» Excerpt to read:

Adviser for Women and Children Affairs, Social Welfare, Labour, Employment and Cultural Affairs
- In office 15 July 2001 – 10 October 2001
- Prime Minister: Latifur Rahman (Chief Adviser)

Personal details
- Died: 5 April 2023 (aged 82) Singapore
- Spouse: Azimur Rahman ​(m. 1964)​
- Children: 3
- Parent: Khandkar Ali Afzal (father);
- Relatives: Khandakar Fazle Rabbi (grandfather)
- Alma mater: Saint Joseph's College for Women, Karachi

= Rokia Afzal Rahman =

Bangladeshi politician (died 2023)

Rokia Afzal Rahman (c. 1941 – 5 April 2023) was a Bangladeshi banker and entrepreneur. She was the first woman bank manager in Bangladesh. She served as one of advisers of the caretaker government of Bangladesh in 2001.

» Task:
Reproduce the Rokia Afzal Rahman profile in full, word for word. Rely only on the Rokia Afzal Rahman profile.

» Data:
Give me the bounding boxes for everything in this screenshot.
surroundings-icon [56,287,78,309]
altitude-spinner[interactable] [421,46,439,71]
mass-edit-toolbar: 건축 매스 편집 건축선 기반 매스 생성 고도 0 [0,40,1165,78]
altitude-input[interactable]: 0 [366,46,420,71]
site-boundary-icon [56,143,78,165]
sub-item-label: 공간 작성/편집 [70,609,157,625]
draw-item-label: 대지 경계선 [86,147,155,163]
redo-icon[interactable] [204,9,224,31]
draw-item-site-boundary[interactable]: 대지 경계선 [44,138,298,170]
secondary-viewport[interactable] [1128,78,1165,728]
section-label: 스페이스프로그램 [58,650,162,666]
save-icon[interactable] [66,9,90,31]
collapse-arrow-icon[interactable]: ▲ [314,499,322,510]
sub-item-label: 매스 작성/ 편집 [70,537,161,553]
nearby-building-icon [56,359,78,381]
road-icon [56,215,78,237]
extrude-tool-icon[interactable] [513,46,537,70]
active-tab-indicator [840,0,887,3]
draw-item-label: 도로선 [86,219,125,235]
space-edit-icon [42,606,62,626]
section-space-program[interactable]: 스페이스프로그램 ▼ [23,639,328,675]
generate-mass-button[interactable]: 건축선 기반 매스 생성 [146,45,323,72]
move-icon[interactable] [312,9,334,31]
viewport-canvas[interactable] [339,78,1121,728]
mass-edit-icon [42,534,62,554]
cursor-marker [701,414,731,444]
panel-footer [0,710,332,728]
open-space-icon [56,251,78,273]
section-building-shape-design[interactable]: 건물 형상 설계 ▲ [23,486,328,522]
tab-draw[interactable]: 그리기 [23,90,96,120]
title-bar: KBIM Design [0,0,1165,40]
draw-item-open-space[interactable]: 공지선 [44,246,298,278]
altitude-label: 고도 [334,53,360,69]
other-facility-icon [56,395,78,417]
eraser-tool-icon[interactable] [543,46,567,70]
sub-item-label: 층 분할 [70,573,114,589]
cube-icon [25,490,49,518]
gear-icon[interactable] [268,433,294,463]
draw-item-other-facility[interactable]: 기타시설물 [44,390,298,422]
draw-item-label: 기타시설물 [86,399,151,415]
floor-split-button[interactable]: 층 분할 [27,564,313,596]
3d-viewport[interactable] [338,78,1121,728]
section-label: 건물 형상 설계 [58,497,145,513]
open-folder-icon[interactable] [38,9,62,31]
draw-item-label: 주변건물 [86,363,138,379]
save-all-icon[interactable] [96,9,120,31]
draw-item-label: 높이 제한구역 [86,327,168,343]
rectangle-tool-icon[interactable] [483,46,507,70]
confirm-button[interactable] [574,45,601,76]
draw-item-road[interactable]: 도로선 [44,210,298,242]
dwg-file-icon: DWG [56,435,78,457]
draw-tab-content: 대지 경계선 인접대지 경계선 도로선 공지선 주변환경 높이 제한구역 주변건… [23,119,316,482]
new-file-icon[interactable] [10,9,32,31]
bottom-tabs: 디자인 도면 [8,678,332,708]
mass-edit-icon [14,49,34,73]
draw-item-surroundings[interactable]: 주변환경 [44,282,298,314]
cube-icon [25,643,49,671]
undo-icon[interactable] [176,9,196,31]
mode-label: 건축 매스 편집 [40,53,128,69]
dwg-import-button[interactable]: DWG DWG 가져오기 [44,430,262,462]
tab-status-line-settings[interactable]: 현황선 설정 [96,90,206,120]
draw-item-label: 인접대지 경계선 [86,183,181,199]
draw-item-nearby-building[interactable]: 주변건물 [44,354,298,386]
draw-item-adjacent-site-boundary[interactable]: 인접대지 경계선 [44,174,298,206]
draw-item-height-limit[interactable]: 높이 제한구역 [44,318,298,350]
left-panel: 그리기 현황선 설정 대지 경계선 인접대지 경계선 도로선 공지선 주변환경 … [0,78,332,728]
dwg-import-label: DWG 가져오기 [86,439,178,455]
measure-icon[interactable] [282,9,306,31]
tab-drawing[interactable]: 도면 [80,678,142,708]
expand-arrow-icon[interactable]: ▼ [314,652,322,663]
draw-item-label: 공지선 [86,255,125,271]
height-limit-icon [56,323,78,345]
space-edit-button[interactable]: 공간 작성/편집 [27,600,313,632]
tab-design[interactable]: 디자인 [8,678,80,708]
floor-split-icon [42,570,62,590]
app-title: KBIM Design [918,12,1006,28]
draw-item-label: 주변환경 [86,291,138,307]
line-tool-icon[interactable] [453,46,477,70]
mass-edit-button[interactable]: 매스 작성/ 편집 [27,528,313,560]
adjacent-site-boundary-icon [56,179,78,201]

» Result:
Adviser for Women and Children Affairs, Social Welfare, Labour, Employment and Cultural Affairs
- In office 15 July 2001 – 10 October 2001
- Prime Minister: Latifur Rahman (Chief Adviser)

Personal details
- Died: 5 April 2023 (aged 82) Singapore
- Spouse: Azimur Rahman ​(m. 1964)​
- Children: 3
- Parent: Khandkar Ali Afzal (father);
- Relatives: Khandakar Fazle Rabbi (grandfather)
- Alma mater: Saint Joseph's College for Women, Karachi

= Rokia Afzal Rahman =

Bangladeshi politician (died 2023)

Rokia Afzal Rahman (c. 1941 – 5 April 2023) was a Bangladeshi banker and entrepreneur. She was the first woman bank manager in Bangladesh. She served as one of advisers of the caretaker government of Bangladesh in 2001.